» **EXERCISE PROMPT**
Find the word "color" in the data. Return every line where it appears.

» **DATA FOR PROCESSING**

....................

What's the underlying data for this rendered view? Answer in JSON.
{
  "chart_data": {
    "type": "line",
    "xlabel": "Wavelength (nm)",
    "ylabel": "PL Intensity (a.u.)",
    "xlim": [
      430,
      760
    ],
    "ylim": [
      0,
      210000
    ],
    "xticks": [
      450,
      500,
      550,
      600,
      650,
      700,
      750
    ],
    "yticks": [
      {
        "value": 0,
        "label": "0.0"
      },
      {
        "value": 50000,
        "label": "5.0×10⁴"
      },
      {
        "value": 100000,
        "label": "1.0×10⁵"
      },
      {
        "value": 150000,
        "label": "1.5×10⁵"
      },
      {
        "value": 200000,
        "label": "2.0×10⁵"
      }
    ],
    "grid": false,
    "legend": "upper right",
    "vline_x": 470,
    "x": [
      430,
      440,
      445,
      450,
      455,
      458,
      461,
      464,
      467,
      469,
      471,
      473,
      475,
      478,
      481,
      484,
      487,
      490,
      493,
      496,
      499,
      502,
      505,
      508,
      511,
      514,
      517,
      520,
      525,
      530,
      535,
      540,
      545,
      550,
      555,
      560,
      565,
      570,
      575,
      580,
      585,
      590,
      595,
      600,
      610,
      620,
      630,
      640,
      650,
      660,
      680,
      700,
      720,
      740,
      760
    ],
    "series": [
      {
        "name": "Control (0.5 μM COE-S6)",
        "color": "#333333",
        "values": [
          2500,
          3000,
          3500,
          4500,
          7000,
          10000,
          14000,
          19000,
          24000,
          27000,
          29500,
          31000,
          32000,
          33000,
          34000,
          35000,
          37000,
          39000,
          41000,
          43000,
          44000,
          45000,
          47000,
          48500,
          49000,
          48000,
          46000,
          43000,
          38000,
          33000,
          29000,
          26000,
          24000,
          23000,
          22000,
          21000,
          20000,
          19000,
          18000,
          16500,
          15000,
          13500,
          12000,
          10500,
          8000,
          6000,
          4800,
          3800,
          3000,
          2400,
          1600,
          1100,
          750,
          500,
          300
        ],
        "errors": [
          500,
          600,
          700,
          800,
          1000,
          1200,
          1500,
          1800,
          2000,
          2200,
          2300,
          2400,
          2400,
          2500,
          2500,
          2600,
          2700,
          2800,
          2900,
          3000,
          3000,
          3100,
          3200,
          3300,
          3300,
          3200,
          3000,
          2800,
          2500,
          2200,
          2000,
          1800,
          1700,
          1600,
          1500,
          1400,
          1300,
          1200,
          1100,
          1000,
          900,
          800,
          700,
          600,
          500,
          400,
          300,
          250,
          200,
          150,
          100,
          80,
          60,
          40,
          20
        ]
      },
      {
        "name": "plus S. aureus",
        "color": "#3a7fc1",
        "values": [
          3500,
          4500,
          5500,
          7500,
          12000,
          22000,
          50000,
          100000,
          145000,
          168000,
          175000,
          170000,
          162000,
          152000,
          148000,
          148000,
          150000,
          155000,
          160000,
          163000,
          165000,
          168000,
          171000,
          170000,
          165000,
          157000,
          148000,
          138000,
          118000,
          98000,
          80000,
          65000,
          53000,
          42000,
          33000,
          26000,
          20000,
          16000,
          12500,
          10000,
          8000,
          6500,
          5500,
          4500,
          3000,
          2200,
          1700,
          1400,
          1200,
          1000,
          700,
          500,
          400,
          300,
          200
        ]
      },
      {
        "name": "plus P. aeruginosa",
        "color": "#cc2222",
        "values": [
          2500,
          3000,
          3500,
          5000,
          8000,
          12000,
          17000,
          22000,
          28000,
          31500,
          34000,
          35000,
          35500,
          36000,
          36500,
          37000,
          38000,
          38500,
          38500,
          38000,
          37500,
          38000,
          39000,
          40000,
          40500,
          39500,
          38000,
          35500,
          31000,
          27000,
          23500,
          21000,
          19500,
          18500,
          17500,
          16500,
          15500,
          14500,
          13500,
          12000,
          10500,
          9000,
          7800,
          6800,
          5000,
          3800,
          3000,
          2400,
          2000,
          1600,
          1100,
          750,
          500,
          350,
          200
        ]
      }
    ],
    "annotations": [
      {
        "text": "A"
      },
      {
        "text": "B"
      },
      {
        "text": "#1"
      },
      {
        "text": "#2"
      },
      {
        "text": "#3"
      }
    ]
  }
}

....................

» **WRITTEN SOLUTION**
        "color": "#333333",
        "color": "#3a7fc1",
        "color": "#cc2222",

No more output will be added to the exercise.